(Stored items)
* Start *

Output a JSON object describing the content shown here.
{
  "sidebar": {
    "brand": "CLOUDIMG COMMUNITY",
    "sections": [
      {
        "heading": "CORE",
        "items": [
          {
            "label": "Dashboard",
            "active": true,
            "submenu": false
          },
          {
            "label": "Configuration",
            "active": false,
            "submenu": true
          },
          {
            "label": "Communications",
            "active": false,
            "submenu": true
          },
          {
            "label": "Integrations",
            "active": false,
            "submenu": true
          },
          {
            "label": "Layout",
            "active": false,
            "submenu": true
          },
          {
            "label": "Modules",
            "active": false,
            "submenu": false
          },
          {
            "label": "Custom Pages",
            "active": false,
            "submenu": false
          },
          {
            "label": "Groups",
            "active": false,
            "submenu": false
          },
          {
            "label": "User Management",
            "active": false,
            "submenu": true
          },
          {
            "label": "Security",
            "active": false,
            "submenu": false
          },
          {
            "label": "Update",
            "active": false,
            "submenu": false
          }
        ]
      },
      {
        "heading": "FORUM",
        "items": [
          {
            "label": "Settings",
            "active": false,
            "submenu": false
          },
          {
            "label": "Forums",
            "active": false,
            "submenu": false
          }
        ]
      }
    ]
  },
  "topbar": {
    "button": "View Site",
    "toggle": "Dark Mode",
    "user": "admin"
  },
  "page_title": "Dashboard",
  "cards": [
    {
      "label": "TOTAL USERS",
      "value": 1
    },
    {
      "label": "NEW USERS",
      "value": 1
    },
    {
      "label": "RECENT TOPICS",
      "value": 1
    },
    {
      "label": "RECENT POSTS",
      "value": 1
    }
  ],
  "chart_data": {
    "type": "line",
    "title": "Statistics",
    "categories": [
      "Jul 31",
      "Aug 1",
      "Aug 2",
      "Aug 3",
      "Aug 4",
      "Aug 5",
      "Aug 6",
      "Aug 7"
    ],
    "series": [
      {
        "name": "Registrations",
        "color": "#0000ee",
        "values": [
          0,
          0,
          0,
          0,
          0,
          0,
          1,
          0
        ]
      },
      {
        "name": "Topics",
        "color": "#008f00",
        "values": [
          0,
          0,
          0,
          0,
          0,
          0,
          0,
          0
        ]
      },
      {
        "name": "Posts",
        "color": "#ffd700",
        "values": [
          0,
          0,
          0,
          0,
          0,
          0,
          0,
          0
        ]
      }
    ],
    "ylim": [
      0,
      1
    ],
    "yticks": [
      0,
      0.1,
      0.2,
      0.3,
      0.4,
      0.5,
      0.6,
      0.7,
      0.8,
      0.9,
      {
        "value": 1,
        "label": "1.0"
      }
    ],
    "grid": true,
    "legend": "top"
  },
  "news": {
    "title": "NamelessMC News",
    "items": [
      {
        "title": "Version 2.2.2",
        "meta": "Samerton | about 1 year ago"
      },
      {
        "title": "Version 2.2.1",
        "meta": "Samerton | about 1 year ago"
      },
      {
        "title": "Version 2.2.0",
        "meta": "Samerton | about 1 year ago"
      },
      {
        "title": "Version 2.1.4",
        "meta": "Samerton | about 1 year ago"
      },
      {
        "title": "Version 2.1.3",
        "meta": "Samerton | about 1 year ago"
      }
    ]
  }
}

* End *

> [Task to carry out]:
Where a line holds "RECENT", copy it out.

> [The response]:
      "label": "RECENT TOPICS",
      "label": "RECENT POSTS",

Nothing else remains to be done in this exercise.